## [INPUT]
===

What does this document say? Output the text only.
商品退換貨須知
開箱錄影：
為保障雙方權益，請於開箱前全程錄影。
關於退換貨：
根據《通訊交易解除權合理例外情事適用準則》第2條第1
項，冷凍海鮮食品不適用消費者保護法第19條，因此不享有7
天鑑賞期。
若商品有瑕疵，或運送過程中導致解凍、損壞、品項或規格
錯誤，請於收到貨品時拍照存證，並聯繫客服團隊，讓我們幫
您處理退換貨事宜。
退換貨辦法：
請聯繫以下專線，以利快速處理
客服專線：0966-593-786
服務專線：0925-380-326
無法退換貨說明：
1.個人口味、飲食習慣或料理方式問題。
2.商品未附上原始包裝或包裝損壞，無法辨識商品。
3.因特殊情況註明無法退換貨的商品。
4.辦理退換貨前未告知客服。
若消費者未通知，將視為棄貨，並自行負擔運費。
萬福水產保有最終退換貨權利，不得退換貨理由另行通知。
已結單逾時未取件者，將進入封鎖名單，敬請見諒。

===

Transcribe each entry exactly.

What does this document say? Output the text only.
商品退換貨須知
開箱錄影：
為保障雙方權益，請於開箱前全程錄影。
關於退換貨：
根據《通訊交易解除權合理例外情事適用準則》第2條第1
項，冷凍海鮮食品不適用消費者保護法第19條，因此不享有7
天鑑賞期。
若商品有瑕疵，或運送過程中導致解凍、損壞、品項或規格
錯誤，請於收到貨品時拍照存證，並聯繫客服團隊，讓我們幫
您處理退換貨事宜。
退換貨辦法：
請聯繫以下專線，以利快速處理
客服專線：0966-593-786
服務專線：0925-380-326
無法退換貨說明：
1.個人口味、飲食習慣或料理方式問題。
2.商品未附上原始包裝或包裝損壞，無法辨識商品。
3.因特殊情況註明無法退換貨的商品。
4.辦理退換貨前未告知客服。
若消費者未通知，將視為棄貨，並自行負擔運費。
萬福水產保有最終退換貨權利，不得退換貨理由另行通知。
已結單逾時未取件者，將進入封鎖名單，敬請見諒。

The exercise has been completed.